**MATERIAL:**
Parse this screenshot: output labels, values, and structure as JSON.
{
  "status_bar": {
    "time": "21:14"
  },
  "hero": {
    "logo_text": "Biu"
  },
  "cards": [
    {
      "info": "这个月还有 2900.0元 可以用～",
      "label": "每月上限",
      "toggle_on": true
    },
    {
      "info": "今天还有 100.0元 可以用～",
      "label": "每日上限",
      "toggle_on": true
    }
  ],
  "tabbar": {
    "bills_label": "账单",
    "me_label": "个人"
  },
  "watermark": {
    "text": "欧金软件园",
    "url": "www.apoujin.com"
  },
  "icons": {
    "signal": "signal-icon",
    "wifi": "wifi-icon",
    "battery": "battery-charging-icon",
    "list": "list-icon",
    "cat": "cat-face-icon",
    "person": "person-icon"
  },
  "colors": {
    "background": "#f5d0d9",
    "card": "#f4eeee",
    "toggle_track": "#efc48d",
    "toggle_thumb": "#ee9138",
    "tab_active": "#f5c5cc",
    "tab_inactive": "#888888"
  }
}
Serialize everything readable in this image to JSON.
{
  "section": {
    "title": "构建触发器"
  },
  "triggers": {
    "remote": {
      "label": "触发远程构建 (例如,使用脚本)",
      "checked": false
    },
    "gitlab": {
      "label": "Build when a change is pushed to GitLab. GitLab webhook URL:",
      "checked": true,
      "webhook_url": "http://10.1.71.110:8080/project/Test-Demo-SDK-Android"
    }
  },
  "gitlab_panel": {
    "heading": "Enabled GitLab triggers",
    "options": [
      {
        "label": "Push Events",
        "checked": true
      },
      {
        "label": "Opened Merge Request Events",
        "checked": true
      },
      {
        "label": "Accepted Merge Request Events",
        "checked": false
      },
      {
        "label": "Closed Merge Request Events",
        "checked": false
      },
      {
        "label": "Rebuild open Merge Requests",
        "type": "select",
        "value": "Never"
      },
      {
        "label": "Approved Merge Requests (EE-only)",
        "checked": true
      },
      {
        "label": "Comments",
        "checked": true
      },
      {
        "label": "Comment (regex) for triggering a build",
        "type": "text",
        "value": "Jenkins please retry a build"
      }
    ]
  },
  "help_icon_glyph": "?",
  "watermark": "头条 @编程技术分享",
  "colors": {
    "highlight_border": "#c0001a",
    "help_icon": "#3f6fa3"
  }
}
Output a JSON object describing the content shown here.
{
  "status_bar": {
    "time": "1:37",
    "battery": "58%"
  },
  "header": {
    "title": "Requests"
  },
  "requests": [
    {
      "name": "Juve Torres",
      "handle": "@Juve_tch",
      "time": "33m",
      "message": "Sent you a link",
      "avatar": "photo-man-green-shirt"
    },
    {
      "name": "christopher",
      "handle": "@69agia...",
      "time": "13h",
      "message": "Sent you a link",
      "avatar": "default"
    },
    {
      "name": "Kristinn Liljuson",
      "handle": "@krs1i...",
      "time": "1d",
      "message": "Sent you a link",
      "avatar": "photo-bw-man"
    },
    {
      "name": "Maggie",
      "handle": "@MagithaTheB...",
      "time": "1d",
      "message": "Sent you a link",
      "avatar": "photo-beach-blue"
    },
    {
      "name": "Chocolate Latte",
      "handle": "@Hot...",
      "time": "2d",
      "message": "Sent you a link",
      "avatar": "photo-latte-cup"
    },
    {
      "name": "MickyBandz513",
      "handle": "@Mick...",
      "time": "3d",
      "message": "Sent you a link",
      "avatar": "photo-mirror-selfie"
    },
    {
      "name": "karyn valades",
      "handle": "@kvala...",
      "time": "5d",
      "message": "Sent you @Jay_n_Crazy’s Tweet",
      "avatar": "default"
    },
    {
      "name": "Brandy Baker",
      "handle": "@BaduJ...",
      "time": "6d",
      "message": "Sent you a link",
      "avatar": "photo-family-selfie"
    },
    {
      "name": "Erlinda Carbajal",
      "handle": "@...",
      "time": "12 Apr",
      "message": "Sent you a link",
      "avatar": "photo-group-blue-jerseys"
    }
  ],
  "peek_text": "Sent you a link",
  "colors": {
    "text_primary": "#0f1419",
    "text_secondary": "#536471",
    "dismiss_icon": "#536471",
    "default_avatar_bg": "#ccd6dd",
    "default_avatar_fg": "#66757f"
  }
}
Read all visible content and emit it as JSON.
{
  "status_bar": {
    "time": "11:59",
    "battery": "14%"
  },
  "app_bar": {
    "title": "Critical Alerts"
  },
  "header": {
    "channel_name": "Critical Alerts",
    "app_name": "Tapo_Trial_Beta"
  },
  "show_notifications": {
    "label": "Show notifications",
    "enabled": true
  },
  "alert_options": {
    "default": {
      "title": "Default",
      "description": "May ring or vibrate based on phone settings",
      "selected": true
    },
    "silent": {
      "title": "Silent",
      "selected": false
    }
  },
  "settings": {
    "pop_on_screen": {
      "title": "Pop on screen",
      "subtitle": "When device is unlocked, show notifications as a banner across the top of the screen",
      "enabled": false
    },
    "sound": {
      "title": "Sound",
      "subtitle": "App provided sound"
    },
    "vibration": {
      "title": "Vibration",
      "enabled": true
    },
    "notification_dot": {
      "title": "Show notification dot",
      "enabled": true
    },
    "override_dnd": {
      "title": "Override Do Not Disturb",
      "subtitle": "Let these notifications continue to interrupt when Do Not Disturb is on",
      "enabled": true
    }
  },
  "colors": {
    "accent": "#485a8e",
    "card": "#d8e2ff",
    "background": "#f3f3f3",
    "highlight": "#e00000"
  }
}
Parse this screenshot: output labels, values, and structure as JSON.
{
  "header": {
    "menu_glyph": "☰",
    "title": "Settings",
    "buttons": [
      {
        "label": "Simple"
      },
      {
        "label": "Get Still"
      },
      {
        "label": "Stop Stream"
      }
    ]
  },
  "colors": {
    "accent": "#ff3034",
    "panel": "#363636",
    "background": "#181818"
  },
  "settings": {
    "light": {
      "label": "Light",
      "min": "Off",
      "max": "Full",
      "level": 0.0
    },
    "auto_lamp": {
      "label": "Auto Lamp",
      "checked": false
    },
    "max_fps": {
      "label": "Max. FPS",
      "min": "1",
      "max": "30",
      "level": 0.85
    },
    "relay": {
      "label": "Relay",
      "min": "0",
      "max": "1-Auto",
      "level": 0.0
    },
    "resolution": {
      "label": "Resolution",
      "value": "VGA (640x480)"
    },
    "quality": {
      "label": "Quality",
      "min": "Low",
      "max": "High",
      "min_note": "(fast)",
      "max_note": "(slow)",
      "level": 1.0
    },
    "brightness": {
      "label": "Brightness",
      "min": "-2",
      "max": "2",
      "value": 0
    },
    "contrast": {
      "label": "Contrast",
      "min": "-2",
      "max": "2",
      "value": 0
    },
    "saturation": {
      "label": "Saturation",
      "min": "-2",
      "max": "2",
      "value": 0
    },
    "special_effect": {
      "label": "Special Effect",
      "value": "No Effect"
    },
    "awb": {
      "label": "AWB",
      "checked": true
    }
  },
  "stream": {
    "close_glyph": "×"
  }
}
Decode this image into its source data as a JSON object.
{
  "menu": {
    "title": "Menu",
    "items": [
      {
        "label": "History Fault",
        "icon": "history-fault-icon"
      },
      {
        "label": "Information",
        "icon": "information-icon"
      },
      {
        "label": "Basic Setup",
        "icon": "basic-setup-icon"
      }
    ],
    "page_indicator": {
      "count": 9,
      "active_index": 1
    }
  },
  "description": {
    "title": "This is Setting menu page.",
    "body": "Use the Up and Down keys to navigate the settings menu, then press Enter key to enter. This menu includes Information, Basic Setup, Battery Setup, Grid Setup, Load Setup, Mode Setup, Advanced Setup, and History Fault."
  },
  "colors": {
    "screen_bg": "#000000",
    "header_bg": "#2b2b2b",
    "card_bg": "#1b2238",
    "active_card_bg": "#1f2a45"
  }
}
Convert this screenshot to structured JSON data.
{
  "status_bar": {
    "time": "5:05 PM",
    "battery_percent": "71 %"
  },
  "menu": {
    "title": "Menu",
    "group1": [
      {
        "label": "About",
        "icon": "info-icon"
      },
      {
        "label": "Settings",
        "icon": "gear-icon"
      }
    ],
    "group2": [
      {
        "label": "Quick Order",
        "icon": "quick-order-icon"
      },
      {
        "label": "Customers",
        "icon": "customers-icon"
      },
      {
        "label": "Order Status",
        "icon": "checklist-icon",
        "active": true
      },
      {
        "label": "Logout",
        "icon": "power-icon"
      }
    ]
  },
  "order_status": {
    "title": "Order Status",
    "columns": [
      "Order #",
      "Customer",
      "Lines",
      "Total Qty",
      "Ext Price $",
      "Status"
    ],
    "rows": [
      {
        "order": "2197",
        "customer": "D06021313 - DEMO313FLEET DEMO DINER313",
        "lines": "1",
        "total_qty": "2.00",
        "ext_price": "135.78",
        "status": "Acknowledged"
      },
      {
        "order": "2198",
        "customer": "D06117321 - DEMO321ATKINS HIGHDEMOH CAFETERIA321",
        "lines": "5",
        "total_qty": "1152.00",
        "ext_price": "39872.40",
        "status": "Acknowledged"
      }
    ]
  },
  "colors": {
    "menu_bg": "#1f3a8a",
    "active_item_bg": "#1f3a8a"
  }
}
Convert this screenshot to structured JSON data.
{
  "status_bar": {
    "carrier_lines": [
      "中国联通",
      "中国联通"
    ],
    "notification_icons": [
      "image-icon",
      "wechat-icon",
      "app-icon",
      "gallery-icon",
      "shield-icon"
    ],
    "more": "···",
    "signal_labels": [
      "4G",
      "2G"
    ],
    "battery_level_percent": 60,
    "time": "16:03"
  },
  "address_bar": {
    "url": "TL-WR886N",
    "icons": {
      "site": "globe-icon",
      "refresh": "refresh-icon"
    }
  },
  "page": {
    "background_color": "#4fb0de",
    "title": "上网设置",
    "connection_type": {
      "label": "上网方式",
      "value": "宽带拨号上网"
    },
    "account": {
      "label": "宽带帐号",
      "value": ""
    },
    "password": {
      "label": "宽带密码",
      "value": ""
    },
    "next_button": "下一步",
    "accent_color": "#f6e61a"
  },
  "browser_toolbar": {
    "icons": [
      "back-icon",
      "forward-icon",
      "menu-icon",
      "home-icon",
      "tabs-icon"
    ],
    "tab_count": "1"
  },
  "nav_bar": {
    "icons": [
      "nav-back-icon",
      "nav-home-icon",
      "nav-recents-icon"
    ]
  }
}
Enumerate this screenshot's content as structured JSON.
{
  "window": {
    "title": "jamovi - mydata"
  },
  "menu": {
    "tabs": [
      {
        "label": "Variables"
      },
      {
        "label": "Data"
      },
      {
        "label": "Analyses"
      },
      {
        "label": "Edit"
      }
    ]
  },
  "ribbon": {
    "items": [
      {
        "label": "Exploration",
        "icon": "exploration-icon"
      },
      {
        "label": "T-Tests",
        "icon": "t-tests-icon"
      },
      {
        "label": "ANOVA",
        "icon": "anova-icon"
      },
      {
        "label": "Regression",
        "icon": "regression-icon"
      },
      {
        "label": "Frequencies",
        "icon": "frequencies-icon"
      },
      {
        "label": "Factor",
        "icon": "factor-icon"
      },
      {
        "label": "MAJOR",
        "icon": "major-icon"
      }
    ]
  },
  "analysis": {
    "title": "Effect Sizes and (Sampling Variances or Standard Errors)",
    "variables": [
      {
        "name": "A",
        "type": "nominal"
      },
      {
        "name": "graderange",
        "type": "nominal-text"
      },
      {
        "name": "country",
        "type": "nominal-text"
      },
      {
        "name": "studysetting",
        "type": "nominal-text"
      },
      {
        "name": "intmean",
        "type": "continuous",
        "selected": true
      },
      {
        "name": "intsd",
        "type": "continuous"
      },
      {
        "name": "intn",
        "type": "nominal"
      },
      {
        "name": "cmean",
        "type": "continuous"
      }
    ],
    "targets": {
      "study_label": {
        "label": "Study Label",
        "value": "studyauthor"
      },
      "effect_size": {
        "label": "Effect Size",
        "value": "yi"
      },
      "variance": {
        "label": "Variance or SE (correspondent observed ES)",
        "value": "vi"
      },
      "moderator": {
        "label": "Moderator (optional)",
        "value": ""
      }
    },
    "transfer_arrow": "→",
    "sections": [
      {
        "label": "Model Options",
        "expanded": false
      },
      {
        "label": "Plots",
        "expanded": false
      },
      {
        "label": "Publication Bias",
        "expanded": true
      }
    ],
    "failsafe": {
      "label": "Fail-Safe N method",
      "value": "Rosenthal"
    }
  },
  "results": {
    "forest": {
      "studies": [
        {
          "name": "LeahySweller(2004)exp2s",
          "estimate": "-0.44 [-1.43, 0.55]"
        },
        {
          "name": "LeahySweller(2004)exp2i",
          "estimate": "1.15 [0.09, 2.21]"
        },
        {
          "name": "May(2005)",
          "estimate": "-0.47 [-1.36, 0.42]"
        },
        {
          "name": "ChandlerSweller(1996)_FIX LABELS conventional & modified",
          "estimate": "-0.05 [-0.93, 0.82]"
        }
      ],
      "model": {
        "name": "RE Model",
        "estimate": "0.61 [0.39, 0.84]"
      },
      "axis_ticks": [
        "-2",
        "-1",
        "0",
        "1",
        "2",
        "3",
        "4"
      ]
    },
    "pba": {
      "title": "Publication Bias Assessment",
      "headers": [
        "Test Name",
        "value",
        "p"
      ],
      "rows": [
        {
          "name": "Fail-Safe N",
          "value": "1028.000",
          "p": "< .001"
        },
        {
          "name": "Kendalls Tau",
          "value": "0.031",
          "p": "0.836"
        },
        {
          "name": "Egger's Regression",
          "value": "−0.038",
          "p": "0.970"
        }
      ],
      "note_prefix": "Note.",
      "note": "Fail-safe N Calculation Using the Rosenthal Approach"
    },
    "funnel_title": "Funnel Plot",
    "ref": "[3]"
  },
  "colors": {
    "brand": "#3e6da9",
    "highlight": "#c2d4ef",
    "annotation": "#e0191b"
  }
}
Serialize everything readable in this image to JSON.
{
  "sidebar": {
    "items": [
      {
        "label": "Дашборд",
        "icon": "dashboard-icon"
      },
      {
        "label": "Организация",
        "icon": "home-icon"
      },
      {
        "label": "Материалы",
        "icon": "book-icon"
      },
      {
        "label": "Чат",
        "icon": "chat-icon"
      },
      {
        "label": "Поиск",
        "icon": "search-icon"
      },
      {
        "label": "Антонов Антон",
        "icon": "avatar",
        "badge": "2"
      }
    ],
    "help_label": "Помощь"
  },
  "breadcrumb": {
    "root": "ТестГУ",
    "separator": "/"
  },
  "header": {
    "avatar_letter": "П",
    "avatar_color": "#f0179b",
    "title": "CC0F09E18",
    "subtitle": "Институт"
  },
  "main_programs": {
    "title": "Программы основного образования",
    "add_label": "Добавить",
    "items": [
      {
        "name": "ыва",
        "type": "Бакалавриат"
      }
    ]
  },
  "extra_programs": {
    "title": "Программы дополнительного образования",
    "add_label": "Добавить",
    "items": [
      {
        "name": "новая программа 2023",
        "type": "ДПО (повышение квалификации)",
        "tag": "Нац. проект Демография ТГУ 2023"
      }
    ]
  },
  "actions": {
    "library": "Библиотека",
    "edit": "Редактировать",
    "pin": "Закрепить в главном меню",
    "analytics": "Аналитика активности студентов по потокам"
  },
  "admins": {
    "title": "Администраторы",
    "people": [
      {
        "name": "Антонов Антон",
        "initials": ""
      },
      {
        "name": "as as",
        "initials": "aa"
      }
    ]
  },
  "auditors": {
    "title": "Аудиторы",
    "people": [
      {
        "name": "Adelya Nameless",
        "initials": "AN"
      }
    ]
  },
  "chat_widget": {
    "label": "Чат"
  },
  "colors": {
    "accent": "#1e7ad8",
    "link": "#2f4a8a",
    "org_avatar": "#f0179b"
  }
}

**REQUIREMENTS:** Check each line of the entries above, and show every one holding the word "selected".

**EXERCISE ANSWER:**
      "selected": true
      "selected": false
        "selected": true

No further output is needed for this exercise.